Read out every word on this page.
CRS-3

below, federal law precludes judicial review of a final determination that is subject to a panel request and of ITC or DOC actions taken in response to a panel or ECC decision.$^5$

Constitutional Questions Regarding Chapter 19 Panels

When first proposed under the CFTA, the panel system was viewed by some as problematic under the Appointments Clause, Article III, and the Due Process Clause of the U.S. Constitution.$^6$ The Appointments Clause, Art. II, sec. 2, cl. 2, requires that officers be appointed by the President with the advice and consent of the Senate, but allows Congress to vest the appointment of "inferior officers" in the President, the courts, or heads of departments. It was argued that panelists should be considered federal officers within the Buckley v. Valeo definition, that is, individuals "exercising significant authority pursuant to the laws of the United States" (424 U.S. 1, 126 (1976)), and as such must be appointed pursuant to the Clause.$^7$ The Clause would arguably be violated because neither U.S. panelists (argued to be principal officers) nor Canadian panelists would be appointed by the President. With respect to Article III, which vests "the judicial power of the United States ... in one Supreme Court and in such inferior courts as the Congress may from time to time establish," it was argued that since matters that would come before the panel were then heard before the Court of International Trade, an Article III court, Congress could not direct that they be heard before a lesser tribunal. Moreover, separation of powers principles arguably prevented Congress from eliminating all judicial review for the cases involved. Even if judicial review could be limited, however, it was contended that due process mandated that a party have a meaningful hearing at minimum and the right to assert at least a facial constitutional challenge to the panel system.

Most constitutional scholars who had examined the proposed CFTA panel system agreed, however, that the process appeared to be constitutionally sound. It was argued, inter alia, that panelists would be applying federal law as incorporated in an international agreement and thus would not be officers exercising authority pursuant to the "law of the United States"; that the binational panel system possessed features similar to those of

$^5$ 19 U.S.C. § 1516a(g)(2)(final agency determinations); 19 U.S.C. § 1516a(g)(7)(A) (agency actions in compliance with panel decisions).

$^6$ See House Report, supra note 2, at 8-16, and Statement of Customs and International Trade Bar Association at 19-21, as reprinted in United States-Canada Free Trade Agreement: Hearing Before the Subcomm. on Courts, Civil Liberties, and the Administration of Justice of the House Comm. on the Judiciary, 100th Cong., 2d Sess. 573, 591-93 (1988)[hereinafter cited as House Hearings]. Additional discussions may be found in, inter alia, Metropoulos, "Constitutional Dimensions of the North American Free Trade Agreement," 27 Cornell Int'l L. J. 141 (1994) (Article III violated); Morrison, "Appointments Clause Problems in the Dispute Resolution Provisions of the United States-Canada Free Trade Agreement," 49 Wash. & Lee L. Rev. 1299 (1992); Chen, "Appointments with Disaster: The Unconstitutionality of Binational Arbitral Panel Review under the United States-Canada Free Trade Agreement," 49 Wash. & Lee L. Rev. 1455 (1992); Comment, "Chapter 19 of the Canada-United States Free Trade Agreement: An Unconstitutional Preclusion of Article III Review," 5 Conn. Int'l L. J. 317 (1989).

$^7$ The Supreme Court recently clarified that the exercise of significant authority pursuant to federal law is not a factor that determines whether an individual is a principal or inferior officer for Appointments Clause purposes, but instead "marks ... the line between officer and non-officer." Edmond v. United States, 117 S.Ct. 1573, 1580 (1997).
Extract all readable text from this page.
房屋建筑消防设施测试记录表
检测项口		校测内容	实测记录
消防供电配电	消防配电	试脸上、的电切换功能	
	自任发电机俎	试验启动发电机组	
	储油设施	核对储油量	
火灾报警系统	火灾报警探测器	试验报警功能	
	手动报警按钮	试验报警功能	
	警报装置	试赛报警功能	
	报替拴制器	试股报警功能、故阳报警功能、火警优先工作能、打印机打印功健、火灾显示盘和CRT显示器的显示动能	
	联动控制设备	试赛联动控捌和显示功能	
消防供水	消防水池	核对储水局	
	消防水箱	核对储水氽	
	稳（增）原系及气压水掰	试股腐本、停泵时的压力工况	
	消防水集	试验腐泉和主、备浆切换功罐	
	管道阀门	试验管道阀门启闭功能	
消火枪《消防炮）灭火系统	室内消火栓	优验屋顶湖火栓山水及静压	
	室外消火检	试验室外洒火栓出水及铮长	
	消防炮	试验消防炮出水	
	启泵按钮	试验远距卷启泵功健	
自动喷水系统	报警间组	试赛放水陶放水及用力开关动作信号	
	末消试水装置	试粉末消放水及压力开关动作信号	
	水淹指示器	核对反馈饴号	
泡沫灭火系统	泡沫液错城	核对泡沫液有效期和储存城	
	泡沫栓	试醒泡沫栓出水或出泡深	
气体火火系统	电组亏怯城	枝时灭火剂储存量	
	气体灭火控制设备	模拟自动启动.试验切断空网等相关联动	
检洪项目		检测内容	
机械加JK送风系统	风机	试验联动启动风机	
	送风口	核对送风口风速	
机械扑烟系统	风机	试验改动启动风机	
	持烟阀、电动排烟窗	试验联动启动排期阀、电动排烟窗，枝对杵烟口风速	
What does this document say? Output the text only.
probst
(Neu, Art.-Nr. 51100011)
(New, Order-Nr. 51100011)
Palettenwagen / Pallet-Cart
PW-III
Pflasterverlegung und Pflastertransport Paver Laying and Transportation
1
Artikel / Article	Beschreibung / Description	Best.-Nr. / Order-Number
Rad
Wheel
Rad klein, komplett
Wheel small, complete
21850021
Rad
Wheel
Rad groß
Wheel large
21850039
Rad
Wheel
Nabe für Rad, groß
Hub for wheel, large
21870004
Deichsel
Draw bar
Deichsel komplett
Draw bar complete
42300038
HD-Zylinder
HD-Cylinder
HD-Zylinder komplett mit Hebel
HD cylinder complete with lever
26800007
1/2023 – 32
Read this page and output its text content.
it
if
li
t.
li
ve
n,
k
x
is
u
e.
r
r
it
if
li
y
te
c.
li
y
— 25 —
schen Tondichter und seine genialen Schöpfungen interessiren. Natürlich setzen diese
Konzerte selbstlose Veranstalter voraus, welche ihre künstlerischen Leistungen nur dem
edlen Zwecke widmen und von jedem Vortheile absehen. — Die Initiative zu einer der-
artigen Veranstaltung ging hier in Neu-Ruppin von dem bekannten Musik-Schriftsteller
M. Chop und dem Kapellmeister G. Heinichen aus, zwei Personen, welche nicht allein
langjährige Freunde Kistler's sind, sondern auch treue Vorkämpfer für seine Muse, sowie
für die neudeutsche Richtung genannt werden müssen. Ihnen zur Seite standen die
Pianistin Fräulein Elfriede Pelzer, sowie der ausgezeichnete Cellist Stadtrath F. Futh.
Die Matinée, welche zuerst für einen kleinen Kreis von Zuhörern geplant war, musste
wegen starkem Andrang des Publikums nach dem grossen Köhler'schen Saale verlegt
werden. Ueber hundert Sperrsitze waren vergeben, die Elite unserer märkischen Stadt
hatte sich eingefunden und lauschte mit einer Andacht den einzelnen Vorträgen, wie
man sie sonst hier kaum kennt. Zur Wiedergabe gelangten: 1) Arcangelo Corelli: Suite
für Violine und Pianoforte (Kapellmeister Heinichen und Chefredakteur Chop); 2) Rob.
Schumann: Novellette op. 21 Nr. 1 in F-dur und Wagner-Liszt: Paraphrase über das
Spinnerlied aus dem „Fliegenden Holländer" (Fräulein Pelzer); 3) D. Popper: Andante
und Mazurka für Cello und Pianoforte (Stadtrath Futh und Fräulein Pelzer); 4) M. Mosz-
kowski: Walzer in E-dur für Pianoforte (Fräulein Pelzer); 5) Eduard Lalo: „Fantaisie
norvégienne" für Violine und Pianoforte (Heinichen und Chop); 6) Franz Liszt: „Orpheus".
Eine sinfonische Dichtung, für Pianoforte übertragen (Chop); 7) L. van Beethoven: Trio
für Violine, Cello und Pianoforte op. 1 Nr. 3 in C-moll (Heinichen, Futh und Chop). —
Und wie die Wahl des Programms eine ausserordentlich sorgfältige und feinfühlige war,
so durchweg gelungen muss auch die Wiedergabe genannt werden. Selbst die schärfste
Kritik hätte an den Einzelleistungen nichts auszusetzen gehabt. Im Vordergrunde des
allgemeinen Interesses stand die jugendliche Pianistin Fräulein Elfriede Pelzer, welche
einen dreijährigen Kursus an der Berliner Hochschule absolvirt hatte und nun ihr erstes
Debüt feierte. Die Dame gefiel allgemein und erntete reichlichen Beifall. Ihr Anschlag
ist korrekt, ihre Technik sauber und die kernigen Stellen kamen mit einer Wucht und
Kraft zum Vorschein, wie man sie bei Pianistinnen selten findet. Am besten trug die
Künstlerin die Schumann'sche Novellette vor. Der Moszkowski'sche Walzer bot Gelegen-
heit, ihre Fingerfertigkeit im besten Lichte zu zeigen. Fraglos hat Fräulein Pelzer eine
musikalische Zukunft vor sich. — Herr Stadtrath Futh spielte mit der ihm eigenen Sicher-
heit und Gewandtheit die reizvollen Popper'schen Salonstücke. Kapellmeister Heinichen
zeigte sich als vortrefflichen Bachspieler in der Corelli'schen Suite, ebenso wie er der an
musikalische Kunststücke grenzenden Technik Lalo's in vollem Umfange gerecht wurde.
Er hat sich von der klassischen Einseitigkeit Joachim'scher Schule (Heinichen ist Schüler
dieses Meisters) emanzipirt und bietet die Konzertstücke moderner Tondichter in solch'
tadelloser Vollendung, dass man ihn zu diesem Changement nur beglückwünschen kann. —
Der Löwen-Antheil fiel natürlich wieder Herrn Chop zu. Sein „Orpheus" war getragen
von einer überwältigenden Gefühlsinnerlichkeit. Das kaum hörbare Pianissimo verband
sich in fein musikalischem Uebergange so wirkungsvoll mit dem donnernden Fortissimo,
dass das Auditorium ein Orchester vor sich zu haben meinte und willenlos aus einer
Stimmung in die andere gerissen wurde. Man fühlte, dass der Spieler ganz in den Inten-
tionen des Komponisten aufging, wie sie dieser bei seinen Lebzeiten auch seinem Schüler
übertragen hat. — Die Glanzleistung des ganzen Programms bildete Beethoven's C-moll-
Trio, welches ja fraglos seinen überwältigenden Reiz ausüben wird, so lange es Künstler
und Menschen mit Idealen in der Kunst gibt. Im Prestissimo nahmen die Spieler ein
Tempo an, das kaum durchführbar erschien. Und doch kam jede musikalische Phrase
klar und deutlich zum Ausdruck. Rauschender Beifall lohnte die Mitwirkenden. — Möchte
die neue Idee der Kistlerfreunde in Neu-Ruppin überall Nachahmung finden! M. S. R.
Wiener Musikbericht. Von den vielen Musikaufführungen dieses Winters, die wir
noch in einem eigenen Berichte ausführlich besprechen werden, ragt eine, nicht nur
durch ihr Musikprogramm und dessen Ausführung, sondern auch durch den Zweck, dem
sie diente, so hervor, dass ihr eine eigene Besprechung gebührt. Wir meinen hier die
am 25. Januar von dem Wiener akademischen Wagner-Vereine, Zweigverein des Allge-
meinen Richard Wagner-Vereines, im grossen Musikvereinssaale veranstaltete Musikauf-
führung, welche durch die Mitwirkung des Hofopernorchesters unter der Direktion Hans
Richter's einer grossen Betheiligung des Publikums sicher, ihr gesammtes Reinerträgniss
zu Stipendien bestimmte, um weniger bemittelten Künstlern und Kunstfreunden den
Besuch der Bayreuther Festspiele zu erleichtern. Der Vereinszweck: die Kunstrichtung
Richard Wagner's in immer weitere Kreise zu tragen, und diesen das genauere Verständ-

:: WHAT YOU HAVE TO DO ::
Look over the material above and show each line where "final" appears.

:: TASK SOLUTION ::
below, federal law precludes judicial review of a final determination that is subject to a panel request and of ITC or DOC actions taken in response to a panel or ECC decision.$^5$
$^5$ 19 U.S.C. § 1516a(g)(2)(final agency determinations); 19 U.S.C. § 1516a(g)(7)(A) (agency actions in compliance with panel decisions).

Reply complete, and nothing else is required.